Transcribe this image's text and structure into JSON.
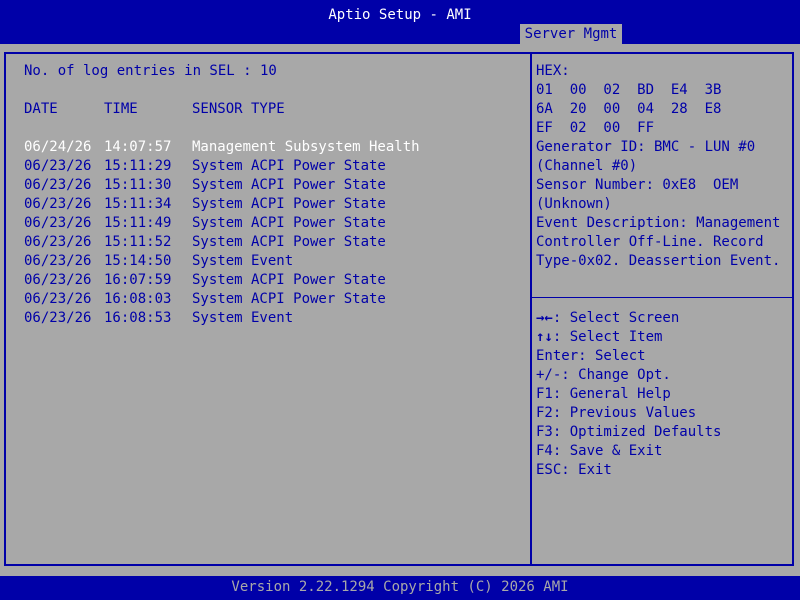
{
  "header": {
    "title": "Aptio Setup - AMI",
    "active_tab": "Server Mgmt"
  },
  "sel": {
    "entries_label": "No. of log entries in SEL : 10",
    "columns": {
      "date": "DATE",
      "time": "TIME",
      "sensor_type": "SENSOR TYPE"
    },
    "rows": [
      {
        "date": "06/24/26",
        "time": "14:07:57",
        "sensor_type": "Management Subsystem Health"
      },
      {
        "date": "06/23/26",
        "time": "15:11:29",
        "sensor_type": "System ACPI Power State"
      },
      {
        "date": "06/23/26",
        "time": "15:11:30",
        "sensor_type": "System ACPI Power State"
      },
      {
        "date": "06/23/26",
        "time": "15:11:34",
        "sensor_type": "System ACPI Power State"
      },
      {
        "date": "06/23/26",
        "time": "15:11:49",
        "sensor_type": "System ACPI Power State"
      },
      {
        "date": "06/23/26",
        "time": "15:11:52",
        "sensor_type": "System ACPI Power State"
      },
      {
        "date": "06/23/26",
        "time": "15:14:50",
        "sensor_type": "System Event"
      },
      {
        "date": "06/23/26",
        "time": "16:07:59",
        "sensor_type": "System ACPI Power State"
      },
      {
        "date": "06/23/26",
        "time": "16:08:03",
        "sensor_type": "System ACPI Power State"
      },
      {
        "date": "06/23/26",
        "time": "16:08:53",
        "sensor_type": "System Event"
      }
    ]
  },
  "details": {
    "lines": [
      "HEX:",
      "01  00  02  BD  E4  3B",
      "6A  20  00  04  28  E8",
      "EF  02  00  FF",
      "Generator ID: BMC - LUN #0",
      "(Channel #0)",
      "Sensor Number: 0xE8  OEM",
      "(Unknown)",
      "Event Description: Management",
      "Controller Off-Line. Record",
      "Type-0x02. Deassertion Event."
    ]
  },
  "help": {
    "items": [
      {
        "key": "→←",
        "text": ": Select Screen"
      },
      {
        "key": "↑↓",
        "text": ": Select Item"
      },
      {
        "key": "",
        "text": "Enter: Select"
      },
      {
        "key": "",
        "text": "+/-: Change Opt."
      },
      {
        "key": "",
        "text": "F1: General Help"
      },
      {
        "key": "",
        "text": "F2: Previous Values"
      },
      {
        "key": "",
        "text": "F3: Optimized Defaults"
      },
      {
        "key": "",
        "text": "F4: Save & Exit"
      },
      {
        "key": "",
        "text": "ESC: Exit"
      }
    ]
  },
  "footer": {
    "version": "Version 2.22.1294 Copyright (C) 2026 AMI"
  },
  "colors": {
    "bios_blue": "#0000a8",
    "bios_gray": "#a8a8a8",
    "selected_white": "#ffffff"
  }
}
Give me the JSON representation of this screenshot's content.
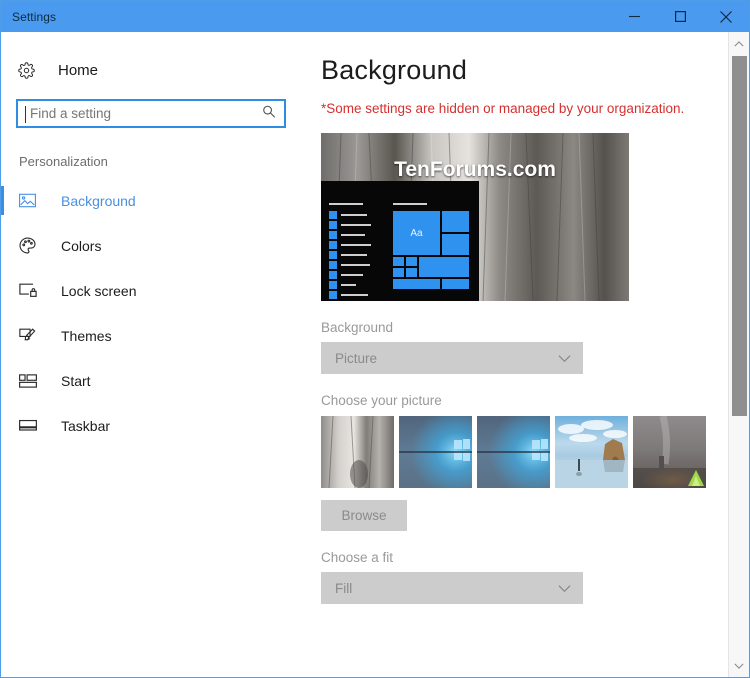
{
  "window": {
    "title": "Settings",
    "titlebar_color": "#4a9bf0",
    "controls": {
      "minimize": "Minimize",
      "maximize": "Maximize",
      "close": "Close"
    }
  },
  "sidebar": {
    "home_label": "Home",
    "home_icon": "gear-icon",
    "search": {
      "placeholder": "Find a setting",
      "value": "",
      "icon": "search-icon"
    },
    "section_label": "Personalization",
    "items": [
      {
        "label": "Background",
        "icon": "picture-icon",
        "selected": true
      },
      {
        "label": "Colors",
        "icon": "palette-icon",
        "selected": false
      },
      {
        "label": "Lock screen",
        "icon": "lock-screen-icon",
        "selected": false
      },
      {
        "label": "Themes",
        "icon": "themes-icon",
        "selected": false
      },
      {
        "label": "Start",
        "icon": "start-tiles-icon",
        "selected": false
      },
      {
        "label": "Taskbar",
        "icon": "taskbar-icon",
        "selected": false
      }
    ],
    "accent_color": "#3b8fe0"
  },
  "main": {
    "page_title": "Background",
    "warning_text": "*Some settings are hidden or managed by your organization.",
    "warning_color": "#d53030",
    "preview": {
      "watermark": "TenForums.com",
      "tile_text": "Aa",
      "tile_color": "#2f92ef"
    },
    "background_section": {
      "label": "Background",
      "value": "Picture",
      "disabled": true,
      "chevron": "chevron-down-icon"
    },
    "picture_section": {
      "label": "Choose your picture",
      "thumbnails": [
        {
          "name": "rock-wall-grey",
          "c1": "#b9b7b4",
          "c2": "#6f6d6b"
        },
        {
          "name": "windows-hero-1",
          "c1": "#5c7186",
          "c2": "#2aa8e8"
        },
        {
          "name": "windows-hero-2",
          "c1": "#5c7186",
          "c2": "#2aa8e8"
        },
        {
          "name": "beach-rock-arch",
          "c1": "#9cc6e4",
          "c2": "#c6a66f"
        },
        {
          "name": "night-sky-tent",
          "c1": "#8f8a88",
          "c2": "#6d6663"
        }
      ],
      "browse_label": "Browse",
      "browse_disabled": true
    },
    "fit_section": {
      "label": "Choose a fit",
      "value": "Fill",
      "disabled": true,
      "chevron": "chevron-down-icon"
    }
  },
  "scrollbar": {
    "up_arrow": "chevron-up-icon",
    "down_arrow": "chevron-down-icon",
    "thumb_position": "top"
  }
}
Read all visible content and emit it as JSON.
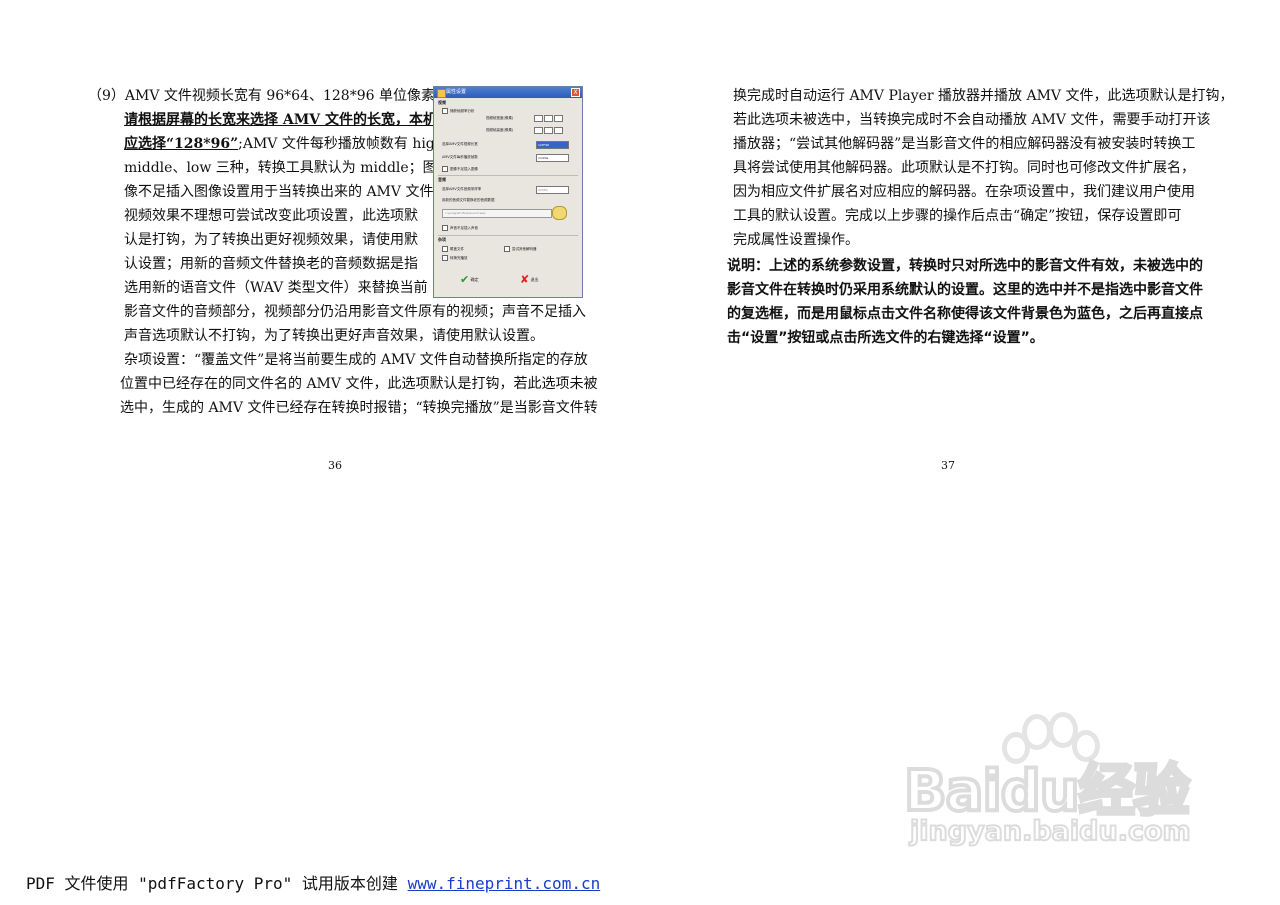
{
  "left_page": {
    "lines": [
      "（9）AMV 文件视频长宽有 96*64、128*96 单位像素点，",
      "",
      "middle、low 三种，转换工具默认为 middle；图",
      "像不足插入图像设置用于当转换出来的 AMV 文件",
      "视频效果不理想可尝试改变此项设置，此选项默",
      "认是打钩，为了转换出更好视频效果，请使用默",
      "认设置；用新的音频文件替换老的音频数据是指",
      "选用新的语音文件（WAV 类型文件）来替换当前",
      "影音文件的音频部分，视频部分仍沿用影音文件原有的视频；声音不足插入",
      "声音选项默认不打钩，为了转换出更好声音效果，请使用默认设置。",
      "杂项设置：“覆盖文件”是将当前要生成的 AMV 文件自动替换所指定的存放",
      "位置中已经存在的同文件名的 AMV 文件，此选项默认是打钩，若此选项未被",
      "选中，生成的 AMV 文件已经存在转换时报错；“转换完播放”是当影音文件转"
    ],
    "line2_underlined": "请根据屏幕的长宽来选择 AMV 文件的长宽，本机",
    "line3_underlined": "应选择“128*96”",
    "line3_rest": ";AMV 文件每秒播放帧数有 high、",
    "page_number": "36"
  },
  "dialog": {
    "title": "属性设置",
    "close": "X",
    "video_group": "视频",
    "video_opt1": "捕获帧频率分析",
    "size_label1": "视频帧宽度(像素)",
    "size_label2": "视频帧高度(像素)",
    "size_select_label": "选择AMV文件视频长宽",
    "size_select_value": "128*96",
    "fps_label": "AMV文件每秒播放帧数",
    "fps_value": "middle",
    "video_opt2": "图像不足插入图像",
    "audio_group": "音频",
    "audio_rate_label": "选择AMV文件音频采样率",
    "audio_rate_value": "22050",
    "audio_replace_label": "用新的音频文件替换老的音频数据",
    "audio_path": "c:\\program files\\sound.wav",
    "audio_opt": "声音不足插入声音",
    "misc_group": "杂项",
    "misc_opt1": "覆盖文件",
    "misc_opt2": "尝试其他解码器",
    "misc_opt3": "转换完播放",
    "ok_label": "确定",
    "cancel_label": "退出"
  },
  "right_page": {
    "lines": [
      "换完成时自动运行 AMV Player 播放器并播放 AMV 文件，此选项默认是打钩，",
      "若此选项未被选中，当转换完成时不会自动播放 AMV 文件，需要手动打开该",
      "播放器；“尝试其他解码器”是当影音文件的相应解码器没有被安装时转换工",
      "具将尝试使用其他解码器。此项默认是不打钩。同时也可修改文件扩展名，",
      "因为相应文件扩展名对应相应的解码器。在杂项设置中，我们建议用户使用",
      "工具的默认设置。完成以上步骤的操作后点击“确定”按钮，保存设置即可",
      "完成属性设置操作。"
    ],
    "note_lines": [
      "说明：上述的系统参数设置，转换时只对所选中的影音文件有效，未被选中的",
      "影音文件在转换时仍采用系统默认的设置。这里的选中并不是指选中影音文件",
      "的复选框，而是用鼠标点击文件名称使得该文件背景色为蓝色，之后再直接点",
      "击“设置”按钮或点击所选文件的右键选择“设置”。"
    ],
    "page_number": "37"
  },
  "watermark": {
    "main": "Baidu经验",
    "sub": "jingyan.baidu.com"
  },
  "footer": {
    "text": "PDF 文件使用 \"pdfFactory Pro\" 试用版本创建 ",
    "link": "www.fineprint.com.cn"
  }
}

◇ ◇ ◇ ◇ ◇

• [Description of the task]:
Locate all lines in the listing above with the word "转换完播放". Copy them.

• [Exercise solution]:
      "选中，生成的 AMV 文件已经存在转换时报错；“转换完播放”是当影音文件转"
    "misc_opt3": "转换完播放",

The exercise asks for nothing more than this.